## EXERCISE DETAILS
Count every line that holds the string "нужд", and report the number alone.
● ● ● ● ●
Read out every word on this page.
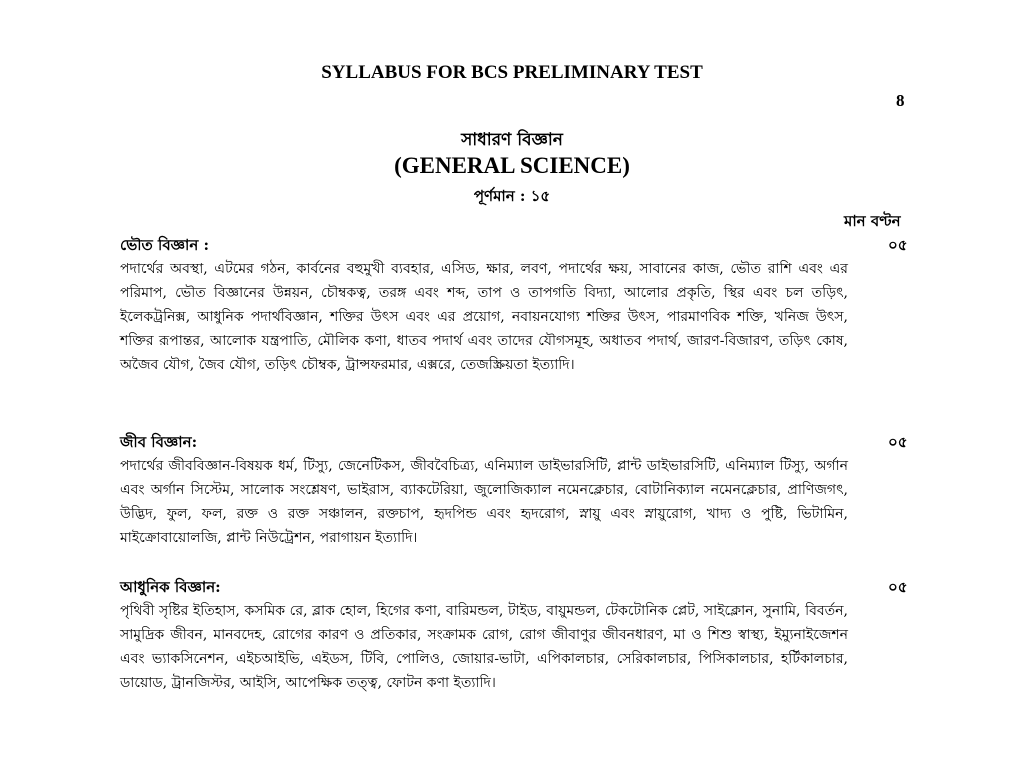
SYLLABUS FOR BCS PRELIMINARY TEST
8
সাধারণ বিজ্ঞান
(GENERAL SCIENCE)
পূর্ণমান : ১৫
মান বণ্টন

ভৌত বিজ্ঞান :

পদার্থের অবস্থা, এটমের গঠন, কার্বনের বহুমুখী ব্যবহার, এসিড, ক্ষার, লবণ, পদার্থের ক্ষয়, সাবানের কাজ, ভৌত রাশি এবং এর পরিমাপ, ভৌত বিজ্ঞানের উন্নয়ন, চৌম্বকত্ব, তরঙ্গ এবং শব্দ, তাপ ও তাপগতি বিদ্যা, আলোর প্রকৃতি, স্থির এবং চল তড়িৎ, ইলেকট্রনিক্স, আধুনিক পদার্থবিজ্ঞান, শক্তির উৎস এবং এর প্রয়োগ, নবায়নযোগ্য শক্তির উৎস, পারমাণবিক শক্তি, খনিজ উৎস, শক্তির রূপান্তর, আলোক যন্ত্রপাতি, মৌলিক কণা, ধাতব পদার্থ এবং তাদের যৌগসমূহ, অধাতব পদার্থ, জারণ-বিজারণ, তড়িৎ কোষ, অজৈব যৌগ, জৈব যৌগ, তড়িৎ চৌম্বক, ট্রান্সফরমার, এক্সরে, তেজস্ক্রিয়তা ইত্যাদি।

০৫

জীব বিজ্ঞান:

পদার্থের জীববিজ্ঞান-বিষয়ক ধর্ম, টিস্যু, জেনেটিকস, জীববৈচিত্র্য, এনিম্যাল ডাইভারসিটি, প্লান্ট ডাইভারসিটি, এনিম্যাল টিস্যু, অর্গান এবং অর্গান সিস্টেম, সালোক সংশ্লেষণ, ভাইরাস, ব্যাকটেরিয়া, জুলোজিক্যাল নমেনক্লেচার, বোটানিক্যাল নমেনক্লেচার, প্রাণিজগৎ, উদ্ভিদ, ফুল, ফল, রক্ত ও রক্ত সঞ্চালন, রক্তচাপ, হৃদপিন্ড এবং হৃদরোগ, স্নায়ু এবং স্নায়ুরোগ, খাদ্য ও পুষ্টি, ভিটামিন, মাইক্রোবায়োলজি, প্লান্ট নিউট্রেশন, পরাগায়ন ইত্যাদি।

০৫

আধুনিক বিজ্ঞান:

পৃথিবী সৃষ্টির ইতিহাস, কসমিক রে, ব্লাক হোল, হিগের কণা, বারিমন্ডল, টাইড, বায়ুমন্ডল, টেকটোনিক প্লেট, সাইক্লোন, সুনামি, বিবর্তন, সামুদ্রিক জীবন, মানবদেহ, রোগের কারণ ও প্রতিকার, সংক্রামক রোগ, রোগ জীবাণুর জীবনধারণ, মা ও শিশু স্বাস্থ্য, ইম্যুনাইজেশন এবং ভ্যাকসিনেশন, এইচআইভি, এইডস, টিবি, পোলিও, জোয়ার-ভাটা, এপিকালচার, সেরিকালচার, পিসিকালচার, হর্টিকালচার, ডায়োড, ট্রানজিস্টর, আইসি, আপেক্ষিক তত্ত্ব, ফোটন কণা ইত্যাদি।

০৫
● ● ● ● ●
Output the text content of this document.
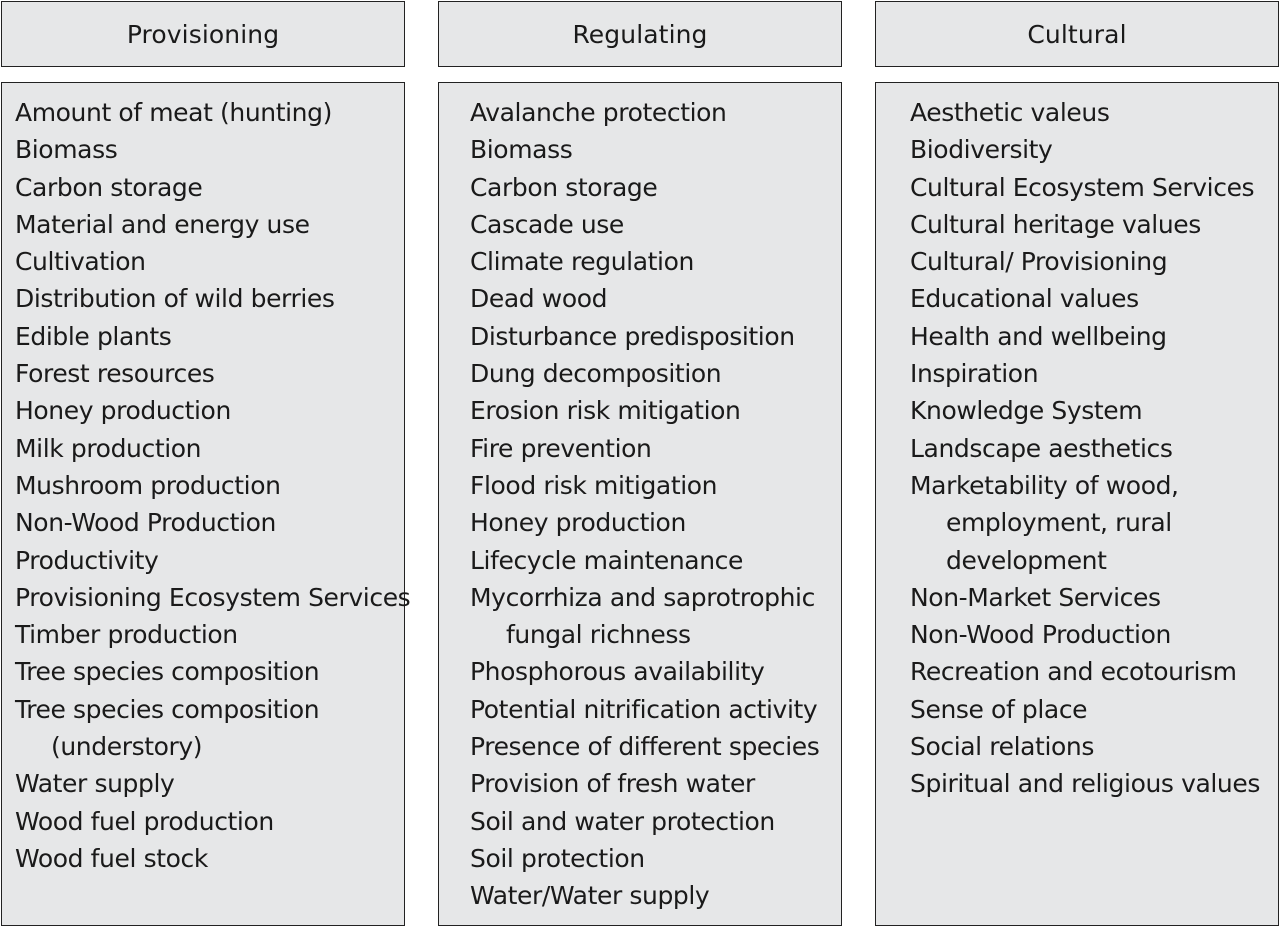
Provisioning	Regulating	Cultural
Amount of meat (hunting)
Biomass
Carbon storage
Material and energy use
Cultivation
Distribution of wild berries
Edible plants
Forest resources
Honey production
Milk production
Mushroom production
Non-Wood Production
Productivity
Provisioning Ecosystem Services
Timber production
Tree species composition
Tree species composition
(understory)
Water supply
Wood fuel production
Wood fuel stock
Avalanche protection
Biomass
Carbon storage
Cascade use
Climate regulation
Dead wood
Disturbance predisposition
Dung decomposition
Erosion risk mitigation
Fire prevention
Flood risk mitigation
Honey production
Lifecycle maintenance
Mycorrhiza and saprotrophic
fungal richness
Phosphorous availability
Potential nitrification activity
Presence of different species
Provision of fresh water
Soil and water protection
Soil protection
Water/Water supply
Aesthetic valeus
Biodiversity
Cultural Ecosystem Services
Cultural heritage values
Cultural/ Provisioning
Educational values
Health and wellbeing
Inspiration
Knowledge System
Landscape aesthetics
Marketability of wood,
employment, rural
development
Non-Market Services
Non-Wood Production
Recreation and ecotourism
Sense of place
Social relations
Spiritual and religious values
● ● ● ● ●
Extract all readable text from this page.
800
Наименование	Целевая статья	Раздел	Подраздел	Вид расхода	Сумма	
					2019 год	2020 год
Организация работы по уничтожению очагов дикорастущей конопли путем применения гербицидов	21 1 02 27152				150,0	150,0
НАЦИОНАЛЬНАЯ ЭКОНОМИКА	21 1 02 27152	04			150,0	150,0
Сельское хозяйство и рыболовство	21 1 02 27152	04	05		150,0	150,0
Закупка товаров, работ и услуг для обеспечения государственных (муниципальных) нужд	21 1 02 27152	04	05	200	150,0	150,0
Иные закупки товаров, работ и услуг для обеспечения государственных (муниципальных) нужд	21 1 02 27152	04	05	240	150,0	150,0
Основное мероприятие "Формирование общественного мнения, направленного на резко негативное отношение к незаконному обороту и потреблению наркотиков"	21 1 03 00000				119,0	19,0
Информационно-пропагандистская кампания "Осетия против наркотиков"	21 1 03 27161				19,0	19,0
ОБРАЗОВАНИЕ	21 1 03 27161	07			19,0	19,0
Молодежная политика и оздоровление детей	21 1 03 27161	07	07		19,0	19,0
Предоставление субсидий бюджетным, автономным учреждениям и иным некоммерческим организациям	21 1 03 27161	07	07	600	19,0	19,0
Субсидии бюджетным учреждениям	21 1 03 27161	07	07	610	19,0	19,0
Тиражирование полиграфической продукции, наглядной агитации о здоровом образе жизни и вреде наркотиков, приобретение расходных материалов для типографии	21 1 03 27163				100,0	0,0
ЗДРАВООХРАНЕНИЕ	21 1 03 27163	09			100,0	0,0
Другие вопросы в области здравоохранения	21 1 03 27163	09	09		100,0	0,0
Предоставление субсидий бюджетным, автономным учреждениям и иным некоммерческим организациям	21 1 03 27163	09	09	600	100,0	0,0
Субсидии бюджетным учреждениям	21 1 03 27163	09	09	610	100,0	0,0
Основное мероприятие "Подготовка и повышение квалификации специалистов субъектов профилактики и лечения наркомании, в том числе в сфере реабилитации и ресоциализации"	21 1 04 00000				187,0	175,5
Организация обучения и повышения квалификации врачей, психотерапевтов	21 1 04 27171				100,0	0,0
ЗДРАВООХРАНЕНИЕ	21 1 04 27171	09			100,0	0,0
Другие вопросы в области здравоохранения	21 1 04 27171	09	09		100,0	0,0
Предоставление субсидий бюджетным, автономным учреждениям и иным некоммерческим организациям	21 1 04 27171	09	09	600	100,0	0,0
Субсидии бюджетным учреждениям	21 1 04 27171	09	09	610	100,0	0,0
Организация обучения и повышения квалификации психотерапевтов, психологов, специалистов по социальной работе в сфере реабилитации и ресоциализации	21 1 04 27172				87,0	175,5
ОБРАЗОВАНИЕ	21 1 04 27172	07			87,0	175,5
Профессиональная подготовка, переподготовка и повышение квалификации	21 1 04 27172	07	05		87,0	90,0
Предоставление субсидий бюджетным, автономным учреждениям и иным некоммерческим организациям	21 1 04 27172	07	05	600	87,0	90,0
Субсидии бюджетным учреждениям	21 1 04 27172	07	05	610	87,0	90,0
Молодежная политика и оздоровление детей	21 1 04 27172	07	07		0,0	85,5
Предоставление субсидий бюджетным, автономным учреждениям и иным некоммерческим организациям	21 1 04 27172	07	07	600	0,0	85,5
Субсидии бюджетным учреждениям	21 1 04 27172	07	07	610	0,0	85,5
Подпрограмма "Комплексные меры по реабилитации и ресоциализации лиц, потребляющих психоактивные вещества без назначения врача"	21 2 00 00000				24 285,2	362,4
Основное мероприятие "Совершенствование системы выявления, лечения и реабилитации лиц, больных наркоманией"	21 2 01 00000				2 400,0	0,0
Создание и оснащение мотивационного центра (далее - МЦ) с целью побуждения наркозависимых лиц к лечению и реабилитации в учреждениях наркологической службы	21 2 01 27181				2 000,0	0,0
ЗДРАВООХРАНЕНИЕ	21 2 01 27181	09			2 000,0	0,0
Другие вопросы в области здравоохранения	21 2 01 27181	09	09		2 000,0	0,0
● ● ● ● ●
## EXPECTED OUTPUT
2